GIVEN PROBLEM:
From the entries below, please gather each line containing the string "leak".

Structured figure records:
--- Begin ---
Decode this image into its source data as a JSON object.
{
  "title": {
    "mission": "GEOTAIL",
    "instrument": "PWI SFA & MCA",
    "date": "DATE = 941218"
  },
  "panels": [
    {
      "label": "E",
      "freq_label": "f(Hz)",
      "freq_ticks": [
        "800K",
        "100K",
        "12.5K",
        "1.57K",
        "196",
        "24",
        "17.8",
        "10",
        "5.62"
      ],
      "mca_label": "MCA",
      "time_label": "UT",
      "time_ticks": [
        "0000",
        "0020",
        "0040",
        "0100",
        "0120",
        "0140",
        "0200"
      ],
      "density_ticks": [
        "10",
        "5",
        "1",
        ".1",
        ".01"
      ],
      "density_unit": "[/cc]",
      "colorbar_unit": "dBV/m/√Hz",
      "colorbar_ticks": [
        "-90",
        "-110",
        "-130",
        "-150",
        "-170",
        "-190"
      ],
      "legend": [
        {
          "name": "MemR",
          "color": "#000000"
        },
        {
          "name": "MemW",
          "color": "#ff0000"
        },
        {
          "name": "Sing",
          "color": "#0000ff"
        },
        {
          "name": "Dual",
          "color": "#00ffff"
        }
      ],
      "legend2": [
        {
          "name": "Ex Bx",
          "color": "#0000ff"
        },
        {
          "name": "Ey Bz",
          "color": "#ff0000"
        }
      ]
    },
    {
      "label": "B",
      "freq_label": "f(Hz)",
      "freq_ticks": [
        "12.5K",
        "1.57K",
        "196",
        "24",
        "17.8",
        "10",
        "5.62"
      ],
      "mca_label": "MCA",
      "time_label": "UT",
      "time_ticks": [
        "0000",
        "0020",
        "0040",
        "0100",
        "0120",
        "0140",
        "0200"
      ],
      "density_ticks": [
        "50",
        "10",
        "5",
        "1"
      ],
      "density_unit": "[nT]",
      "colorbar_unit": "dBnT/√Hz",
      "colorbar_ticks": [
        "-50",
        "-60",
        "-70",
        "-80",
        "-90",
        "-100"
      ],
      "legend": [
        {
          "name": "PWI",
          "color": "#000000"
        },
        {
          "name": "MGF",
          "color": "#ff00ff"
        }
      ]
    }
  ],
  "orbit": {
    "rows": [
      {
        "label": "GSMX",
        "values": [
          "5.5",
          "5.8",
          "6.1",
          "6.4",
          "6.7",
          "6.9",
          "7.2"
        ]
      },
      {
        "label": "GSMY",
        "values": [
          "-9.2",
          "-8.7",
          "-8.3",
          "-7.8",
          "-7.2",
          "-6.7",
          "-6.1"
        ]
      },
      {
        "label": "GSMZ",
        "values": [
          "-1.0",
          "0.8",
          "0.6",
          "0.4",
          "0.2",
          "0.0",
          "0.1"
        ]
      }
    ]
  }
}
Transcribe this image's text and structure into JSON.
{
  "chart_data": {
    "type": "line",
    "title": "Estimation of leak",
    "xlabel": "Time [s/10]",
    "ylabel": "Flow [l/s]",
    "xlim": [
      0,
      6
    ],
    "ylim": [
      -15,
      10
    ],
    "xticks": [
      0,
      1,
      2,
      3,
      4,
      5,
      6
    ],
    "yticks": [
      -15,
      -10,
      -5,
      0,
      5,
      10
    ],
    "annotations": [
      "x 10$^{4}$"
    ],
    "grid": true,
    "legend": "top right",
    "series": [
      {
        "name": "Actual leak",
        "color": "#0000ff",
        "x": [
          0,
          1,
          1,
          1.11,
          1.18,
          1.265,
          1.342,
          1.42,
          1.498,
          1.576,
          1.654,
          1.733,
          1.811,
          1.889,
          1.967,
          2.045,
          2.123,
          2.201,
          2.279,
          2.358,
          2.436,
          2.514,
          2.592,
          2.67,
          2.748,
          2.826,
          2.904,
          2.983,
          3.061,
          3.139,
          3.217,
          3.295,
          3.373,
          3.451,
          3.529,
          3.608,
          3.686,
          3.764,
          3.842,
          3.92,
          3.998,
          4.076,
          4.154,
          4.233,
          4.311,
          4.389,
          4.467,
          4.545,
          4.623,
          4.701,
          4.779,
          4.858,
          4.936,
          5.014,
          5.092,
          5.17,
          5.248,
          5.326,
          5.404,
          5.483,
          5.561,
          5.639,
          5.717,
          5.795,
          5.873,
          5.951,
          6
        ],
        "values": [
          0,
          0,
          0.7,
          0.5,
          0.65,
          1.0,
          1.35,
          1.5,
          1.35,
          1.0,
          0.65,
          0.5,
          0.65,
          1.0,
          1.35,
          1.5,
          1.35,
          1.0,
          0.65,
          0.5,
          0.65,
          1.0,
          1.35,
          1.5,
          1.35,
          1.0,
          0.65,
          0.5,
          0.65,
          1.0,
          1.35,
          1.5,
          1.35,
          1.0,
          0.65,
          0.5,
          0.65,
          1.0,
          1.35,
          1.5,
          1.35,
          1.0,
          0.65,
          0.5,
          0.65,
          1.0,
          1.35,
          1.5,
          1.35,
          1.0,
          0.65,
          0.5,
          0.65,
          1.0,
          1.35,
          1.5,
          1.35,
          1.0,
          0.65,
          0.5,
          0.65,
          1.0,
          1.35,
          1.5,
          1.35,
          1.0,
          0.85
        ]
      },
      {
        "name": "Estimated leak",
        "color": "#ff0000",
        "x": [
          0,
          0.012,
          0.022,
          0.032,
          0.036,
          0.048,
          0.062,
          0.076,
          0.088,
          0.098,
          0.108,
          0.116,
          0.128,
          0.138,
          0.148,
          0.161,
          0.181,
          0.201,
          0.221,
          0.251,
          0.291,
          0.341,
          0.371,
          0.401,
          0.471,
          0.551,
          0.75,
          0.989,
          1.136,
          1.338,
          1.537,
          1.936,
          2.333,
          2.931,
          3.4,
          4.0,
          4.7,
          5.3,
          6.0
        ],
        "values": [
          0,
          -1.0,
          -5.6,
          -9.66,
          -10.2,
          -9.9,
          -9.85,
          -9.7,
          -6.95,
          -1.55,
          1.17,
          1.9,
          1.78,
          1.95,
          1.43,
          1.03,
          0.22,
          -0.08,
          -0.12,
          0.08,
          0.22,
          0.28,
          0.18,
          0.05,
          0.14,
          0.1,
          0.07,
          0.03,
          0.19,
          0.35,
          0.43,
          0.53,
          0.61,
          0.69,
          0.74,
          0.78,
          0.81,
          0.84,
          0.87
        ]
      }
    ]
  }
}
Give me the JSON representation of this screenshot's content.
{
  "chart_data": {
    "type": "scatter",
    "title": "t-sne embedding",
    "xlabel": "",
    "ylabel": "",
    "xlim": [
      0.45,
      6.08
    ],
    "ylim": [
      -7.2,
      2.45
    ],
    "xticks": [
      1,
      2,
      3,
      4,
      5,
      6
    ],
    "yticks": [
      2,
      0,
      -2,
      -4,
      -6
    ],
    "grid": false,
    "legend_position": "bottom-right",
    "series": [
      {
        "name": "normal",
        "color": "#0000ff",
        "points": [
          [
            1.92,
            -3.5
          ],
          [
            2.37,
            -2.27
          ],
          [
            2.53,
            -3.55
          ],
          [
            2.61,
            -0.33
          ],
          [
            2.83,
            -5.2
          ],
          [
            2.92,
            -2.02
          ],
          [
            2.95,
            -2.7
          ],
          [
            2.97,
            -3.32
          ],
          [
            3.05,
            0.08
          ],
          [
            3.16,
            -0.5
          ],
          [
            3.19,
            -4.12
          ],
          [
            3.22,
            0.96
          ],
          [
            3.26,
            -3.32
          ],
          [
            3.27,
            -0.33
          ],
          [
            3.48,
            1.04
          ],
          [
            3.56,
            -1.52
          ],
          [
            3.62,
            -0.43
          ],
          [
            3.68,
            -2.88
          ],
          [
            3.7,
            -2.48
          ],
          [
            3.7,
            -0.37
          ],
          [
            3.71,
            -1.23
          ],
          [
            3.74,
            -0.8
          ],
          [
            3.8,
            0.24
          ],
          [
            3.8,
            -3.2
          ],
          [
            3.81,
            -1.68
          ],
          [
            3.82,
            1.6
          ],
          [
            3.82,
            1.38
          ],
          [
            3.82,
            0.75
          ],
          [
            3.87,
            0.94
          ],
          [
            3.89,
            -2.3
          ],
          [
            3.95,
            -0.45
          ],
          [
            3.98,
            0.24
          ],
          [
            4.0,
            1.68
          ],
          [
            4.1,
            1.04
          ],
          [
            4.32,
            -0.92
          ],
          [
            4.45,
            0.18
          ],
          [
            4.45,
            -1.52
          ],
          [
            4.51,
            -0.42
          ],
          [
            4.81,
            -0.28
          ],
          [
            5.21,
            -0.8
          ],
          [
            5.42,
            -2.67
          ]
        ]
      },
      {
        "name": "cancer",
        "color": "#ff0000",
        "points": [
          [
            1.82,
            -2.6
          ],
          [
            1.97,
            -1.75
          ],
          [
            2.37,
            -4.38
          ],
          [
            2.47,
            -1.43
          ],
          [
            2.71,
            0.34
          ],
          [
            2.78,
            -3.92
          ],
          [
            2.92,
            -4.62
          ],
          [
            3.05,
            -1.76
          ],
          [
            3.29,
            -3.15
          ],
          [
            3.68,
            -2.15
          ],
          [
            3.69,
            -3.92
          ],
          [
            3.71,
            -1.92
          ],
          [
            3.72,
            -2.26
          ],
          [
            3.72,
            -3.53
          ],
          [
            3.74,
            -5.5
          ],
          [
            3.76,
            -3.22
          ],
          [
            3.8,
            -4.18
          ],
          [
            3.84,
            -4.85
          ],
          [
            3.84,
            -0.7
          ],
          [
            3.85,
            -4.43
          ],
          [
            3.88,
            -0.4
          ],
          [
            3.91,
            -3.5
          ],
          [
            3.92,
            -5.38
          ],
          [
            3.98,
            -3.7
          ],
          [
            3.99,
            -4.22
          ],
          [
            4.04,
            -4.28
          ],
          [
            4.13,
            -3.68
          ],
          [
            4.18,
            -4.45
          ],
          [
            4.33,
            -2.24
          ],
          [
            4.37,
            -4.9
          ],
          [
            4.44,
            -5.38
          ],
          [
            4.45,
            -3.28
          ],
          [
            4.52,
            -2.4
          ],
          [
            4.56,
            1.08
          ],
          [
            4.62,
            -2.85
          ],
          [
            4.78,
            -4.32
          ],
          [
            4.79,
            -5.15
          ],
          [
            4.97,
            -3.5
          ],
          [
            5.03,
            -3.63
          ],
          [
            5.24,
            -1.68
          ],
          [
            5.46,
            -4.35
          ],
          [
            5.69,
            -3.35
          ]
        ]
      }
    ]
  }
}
--- End ---
TASK RESULT:
    "title": "Estimation of leak",
        "name": "Actual leak",
        "name": "Estimated leak",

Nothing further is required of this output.